---------- RECORD EXCERPTS

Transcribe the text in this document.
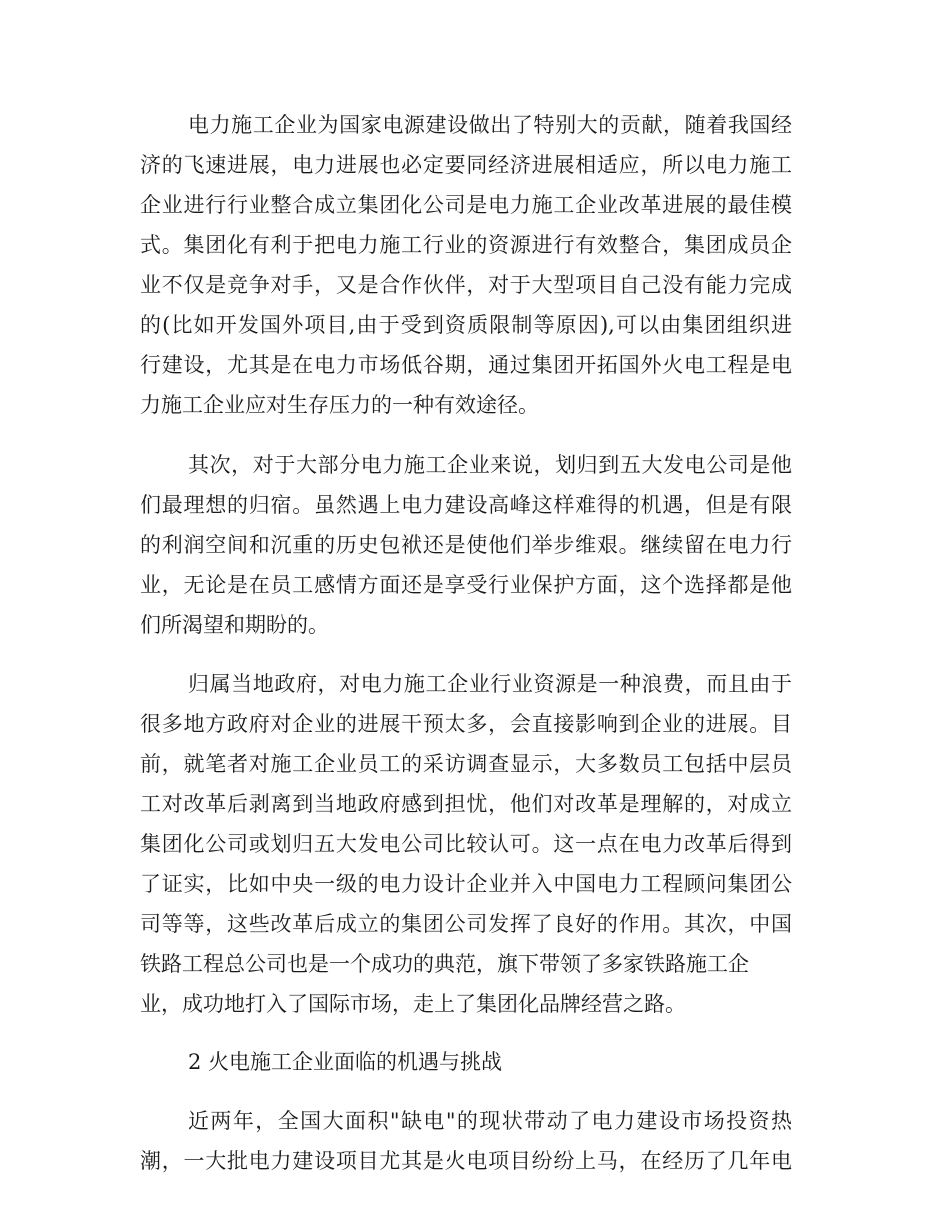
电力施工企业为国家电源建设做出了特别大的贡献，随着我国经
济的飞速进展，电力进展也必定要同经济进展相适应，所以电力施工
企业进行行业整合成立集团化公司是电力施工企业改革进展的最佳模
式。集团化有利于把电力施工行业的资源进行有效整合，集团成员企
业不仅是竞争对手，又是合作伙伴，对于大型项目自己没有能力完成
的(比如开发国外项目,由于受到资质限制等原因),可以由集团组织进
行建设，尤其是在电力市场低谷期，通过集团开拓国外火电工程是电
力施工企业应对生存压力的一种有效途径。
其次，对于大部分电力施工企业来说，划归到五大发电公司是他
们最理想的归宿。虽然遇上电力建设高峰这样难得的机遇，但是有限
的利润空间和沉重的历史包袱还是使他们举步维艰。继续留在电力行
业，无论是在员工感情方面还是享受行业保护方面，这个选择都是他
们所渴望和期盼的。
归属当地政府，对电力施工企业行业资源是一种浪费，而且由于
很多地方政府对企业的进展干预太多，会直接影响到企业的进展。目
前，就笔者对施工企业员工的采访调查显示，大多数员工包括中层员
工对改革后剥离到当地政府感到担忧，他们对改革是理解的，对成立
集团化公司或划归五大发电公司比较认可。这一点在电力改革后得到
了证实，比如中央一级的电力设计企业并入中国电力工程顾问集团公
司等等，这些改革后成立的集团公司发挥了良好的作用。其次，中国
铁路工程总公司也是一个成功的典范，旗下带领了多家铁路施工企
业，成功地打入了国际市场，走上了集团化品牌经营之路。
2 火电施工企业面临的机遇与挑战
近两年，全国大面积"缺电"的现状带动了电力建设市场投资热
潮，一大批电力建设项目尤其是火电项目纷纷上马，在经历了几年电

--------------------

- **WHAT IS ASKED**: Without the pictures, restate all the entries above exactly.

- **RESPONSE TO THE EXERCISE**:
Transcribe the text in this document.
电力施工企业为国家电源建设做出了特别大的贡献，随着我国经
济的飞速进展，电力进展也必定要同经济进展相适应，所以电力施工
企业进行行业整合成立集团化公司是电力施工企业改革进展的最佳模
式。集团化有利于把电力施工行业的资源进行有效整合，集团成员企
业不仅是竞争对手，又是合作伙伴，对于大型项目自己没有能力完成
的(比如开发国外项目,由于受到资质限制等原因),可以由集团组织进
行建设，尤其是在电力市场低谷期，通过集团开拓国外火电工程是电
力施工企业应对生存压力的一种有效途径。
其次，对于大部分电力施工企业来说，划归到五大发电公司是他
们最理想的归宿。虽然遇上电力建设高峰这样难得的机遇，但是有限
的利润空间和沉重的历史包袱还是使他们举步维艰。继续留在电力行
业，无论是在员工感情方面还是享受行业保护方面，这个选择都是他
们所渴望和期盼的。
归属当地政府，对电力施工企业行业资源是一种浪费，而且由于
很多地方政府对企业的进展干预太多，会直接影响到企业的进展。目
前，就笔者对施工企业员工的采访调查显示，大多数员工包括中层员
工对改革后剥离到当地政府感到担忧，他们对改革是理解的，对成立
集团化公司或划归五大发电公司比较认可。这一点在电力改革后得到
了证实，比如中央一级的电力设计企业并入中国电力工程顾问集团公
司等等，这些改革后成立的集团公司发挥了良好的作用。其次，中国
铁路工程总公司也是一个成功的典范，旗下带领了多家铁路施工企
业，成功地打入了国际市场，走上了集团化品牌经营之路。
2 火电施工企业面临的机遇与挑战
近两年，全国大面积"缺电"的现状带动了电力建设市场投资热
潮，一大批电力建设项目尤其是火电项目纷纷上马，在经历了几年电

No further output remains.